**Direction:** Find the word "kamery" in the data. Return every line where it appears.
⁂
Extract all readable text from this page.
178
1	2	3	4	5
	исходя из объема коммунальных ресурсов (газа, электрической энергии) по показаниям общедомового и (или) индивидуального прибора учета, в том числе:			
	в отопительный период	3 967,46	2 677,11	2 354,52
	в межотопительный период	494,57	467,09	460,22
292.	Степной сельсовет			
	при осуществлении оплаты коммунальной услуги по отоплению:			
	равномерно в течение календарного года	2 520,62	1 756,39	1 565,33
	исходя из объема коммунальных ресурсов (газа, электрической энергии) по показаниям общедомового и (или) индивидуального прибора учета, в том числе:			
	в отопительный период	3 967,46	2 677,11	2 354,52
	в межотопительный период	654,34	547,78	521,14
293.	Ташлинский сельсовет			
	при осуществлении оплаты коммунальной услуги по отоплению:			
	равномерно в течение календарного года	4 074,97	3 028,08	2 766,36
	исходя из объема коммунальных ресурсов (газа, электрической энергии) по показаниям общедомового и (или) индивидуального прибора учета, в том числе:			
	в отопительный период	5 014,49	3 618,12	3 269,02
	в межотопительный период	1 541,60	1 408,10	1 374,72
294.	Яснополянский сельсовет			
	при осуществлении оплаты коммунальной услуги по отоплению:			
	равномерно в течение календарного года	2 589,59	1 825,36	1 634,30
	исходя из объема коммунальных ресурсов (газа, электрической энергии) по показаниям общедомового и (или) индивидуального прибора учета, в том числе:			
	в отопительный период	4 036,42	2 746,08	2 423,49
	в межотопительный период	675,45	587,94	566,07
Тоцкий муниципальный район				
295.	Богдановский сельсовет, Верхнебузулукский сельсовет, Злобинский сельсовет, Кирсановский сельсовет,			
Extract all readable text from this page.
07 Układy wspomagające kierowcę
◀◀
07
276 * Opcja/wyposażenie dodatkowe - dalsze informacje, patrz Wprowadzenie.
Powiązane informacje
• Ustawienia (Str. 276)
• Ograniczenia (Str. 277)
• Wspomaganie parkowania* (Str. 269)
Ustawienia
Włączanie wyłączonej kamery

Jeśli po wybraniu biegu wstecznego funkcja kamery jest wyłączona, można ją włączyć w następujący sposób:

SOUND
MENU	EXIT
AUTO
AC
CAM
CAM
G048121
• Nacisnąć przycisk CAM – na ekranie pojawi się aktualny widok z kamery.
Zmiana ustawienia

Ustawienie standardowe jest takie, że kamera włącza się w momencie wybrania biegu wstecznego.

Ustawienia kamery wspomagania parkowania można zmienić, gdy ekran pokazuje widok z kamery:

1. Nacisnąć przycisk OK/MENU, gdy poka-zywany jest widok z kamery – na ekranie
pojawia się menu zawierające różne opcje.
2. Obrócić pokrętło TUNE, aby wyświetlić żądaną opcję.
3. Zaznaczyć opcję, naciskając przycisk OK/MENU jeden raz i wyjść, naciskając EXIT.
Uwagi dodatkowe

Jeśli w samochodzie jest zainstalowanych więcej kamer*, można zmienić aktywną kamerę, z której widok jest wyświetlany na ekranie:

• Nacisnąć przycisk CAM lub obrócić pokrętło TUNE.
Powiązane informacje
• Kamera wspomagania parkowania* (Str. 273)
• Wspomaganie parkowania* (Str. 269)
⁂
**Solution for this problem:**
Włączanie wyłączonej kamery
Jeśli po wybraniu biegu wstecznego funkcja kamery jest wyłączona, można ją włączyć w następujący sposób:
• Nacisnąć przycisk CAM – na ekranie pojawi się aktualny widok z kamery.
Ustawienia kamery wspomagania parkowania można zmienić, gdy ekran pokazuje widok z kamery:
1. Nacisnąć przycisk OK/MENU, gdy poka-zywany jest widok z kamery – na ekranie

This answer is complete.